Information provided
>>>>

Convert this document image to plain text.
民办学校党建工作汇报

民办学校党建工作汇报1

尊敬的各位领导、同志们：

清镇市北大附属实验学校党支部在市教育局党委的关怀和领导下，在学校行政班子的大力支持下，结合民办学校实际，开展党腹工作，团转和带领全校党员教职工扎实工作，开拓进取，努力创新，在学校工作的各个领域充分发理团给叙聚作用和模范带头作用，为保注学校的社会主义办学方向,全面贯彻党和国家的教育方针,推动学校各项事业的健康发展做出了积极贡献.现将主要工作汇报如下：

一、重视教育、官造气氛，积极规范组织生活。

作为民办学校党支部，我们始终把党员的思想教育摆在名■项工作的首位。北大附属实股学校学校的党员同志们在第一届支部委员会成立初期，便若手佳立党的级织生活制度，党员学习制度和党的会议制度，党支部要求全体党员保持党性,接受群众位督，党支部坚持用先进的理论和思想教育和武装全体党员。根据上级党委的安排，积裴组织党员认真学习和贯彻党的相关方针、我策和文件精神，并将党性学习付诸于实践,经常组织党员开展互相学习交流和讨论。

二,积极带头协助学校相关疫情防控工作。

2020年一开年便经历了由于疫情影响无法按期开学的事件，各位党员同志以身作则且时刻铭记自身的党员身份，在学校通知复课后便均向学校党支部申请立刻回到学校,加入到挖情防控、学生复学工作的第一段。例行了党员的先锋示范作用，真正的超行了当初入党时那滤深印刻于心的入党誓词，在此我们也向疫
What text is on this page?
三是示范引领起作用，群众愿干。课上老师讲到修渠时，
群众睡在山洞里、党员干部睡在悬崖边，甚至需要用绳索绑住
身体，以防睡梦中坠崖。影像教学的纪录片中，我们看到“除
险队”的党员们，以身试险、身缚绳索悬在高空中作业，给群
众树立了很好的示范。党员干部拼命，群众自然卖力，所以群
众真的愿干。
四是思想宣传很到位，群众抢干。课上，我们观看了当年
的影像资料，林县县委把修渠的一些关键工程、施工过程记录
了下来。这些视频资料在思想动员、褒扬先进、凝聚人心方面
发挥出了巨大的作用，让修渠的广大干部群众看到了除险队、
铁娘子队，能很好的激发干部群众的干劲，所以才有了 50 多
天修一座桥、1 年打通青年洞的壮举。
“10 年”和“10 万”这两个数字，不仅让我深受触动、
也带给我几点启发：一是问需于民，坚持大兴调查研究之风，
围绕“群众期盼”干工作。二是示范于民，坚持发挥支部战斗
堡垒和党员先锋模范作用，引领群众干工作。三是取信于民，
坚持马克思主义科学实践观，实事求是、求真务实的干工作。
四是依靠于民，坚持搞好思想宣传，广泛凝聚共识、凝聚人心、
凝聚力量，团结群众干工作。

<<<<

Copy each line from the data above that includes "this".

The result
Convert this document image to plain text.
What text is on this page?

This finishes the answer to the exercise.